◆ Exercise ◆
Find the lines that hold the word "JSON" and return them.

◆ Data to process ◆

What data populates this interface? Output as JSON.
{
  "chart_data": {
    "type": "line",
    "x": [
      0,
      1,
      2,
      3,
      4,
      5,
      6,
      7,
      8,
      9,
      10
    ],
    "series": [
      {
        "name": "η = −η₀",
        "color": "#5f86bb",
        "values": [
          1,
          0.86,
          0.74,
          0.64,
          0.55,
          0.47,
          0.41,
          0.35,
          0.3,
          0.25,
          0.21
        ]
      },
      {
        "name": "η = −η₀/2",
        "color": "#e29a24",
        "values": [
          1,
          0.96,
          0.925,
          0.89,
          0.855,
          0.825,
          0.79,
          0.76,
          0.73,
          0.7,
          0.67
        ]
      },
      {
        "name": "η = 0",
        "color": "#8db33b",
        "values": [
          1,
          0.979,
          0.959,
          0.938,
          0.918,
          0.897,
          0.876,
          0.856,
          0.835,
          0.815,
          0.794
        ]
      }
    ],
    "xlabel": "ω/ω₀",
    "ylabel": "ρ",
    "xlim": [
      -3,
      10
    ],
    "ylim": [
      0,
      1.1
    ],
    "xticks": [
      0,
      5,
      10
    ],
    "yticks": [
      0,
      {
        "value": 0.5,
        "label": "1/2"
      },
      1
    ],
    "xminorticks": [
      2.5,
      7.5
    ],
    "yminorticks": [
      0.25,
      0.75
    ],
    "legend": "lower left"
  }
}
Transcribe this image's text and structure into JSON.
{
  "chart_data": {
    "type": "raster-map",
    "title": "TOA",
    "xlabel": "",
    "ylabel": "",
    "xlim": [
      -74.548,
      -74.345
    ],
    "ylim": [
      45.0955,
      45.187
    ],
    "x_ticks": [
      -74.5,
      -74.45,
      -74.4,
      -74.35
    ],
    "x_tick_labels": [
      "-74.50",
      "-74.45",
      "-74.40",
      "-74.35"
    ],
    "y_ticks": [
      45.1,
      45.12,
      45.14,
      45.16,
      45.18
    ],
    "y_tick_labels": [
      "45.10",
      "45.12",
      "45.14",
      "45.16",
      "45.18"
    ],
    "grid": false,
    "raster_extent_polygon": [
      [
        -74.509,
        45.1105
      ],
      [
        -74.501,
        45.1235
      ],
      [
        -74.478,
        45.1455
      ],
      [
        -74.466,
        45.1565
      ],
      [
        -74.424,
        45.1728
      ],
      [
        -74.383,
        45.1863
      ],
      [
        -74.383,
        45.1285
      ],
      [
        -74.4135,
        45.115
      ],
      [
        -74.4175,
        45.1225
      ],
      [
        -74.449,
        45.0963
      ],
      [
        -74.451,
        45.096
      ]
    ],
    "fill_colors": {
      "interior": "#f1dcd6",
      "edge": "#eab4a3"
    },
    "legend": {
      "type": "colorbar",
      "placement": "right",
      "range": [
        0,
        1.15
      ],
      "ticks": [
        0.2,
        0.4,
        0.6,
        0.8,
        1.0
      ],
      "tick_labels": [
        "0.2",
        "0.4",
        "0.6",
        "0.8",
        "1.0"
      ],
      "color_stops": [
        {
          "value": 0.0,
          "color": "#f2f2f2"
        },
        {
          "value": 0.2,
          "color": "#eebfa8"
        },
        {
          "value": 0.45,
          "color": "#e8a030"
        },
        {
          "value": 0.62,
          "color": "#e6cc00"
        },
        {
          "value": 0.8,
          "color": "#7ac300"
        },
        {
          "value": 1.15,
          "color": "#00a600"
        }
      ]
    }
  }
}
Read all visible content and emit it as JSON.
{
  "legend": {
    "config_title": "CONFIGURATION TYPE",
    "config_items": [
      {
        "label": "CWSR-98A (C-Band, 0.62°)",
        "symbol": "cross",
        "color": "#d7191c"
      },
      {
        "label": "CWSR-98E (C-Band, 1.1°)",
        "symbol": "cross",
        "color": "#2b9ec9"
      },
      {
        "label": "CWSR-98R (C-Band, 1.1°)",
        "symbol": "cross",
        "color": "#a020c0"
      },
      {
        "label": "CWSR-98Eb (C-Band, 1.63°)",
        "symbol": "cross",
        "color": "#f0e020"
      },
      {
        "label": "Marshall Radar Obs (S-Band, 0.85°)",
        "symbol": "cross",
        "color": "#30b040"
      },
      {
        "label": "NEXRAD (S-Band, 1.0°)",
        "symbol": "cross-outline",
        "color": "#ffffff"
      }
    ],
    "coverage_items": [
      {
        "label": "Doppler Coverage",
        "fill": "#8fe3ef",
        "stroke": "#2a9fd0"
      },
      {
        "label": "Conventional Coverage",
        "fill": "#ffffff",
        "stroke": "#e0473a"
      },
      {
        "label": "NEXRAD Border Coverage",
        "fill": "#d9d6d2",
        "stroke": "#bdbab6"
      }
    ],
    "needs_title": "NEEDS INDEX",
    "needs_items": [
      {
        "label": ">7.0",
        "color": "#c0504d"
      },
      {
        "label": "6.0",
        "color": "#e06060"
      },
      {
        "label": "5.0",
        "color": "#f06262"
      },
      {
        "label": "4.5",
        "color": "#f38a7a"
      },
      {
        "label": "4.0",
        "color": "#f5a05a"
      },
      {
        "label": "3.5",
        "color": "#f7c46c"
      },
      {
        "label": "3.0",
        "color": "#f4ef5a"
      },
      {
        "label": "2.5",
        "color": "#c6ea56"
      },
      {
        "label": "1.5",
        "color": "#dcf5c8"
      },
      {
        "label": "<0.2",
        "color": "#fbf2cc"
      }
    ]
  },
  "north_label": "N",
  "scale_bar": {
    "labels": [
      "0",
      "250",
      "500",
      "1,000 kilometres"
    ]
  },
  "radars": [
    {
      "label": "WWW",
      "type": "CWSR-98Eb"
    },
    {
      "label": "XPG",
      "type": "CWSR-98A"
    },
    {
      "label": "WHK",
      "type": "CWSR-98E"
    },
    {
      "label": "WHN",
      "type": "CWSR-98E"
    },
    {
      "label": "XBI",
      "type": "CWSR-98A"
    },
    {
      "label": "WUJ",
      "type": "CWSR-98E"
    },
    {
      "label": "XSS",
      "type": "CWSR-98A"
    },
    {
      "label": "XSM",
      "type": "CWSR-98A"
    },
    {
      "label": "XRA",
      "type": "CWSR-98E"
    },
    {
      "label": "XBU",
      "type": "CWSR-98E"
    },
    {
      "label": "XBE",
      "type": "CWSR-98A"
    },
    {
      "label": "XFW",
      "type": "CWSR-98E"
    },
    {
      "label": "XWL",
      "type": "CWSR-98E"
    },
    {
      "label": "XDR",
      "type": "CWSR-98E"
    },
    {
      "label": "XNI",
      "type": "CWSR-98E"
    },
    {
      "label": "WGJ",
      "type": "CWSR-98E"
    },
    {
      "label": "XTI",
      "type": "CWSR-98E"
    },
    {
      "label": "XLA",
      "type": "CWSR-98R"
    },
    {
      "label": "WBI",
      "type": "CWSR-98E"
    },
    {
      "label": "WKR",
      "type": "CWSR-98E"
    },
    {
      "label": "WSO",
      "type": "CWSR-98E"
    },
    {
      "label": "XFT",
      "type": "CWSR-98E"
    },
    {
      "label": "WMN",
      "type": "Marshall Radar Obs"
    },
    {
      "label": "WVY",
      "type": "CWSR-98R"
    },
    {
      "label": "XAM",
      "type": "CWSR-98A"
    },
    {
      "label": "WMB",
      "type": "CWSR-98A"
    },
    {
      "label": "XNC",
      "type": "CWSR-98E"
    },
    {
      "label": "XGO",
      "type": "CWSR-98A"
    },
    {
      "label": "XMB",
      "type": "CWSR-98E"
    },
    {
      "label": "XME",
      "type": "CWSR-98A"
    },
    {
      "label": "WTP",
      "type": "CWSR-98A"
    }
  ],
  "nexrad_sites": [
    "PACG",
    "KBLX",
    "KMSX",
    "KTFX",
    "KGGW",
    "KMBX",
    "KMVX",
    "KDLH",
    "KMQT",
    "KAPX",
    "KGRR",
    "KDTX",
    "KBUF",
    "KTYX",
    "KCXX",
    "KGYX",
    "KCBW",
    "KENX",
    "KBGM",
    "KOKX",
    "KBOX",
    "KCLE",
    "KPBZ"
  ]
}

◆ Solved problem ◆
What data populates this interface? Output as JSON.
Transcribe this image's text and structure into JSON.
Read all visible content and emit it as JSON.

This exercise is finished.